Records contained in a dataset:
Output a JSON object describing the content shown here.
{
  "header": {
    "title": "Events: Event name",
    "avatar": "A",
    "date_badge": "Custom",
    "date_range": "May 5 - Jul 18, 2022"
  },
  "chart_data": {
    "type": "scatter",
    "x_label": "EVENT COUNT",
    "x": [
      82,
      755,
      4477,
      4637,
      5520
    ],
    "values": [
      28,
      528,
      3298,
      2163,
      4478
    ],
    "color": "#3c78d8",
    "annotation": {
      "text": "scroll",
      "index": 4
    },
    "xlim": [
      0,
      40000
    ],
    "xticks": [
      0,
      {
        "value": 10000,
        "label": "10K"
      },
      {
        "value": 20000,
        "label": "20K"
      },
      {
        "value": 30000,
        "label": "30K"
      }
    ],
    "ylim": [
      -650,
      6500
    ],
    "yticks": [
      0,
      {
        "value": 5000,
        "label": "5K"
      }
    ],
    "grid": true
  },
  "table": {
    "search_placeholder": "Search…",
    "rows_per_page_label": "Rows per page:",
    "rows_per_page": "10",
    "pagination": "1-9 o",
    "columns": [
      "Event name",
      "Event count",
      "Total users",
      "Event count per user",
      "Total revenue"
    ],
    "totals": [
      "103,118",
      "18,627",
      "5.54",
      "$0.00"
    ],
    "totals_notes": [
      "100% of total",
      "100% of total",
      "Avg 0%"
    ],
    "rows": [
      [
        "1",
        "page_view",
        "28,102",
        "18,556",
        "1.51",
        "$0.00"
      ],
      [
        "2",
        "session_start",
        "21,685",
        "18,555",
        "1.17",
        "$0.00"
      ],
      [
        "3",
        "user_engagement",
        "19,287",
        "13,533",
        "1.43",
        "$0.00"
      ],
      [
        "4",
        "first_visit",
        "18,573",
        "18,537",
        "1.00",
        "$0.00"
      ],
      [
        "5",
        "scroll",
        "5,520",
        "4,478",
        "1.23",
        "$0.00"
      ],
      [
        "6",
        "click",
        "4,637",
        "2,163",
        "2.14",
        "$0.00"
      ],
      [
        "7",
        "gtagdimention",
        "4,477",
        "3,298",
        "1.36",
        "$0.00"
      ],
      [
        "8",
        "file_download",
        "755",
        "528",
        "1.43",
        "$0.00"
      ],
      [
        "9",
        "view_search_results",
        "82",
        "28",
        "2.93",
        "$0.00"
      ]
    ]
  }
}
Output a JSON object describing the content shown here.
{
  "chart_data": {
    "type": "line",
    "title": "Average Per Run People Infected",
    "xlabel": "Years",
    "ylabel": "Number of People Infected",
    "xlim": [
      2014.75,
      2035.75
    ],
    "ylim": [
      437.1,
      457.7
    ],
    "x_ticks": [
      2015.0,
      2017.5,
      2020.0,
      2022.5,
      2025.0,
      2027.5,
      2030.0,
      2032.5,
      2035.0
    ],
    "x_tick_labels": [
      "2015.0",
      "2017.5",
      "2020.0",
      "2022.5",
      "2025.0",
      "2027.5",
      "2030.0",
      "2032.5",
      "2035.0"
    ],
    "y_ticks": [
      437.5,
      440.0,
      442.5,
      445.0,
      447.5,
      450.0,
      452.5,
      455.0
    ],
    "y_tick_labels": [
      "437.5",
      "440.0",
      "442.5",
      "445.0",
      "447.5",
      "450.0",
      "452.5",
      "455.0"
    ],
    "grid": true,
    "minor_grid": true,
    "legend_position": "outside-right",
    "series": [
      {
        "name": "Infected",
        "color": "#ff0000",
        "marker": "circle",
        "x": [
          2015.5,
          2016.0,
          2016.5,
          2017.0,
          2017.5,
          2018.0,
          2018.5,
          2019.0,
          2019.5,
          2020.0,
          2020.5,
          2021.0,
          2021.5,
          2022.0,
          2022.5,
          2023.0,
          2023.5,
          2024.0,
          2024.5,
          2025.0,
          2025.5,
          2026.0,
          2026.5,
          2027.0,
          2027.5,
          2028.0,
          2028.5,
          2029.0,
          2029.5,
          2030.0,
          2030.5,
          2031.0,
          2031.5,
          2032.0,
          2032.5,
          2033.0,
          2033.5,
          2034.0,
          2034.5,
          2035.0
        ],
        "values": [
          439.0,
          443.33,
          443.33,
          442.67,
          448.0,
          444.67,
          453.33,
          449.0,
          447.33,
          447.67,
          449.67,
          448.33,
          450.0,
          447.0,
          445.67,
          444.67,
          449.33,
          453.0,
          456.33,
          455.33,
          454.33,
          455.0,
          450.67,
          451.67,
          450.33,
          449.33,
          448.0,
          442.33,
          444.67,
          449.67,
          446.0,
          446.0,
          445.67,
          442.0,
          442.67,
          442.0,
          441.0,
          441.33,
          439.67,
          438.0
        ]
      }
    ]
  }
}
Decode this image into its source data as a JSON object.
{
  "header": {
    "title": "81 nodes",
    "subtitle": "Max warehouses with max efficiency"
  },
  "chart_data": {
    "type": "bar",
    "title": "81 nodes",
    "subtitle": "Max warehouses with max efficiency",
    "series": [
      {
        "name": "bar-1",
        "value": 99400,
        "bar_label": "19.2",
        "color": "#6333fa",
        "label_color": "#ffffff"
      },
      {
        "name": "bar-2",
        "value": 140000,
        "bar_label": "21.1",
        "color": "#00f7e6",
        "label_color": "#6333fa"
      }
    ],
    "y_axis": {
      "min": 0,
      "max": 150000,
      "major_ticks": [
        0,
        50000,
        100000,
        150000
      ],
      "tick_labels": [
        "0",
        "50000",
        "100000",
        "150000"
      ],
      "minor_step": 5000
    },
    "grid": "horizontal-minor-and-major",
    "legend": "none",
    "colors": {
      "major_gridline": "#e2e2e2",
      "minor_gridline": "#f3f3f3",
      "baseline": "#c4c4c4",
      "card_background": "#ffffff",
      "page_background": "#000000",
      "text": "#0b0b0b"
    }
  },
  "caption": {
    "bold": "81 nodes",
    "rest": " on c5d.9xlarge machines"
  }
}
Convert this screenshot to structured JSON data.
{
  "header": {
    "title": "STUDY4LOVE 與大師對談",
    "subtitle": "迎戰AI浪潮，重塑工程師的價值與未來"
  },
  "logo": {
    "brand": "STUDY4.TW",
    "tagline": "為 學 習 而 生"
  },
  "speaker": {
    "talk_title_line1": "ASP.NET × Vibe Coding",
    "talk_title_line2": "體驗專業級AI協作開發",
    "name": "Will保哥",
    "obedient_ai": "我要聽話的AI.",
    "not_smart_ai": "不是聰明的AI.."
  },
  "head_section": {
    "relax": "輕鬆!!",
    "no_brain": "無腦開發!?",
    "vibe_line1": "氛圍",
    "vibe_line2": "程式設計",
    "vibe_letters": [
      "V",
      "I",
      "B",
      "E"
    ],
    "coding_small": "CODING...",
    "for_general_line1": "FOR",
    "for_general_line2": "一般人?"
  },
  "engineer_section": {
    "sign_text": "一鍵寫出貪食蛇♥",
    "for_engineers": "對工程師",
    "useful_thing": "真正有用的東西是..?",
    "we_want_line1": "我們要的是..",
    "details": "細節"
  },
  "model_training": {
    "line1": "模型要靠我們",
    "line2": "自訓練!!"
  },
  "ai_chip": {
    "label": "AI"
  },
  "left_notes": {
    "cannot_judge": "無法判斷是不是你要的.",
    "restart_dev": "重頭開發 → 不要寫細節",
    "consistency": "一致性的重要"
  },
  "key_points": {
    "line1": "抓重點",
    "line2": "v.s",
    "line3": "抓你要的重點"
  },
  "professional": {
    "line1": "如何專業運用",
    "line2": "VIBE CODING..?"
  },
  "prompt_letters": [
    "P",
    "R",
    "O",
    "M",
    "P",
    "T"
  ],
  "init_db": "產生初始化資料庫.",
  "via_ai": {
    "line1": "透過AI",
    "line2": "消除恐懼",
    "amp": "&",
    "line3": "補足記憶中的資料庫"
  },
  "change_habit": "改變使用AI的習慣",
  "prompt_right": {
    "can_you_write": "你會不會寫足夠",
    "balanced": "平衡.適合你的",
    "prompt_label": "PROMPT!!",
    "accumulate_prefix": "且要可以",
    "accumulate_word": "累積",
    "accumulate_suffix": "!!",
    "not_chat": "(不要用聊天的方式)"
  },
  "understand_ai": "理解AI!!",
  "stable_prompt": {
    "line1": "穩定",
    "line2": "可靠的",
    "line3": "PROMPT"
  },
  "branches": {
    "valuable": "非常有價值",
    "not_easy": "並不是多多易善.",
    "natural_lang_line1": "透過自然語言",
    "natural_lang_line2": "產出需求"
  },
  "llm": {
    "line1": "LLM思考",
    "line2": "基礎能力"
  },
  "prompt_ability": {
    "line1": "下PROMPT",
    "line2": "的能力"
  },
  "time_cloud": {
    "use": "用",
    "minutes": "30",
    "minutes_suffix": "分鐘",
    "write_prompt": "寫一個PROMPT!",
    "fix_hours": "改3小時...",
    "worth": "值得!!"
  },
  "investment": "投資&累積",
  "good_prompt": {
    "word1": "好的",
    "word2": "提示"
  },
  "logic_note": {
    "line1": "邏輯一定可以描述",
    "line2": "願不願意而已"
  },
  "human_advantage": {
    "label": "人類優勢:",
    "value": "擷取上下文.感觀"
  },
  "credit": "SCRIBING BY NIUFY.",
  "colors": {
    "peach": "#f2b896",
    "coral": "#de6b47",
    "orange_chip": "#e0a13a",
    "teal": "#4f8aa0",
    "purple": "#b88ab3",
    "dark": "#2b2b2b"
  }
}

SET PROBLEM:
Pull every line holding "Infected" out of the records.

EXERCISE ANSWER:
    "title": "Average Per Run People Infected",
    "ylabel": "Number of People Infected",
        "name": "Infected",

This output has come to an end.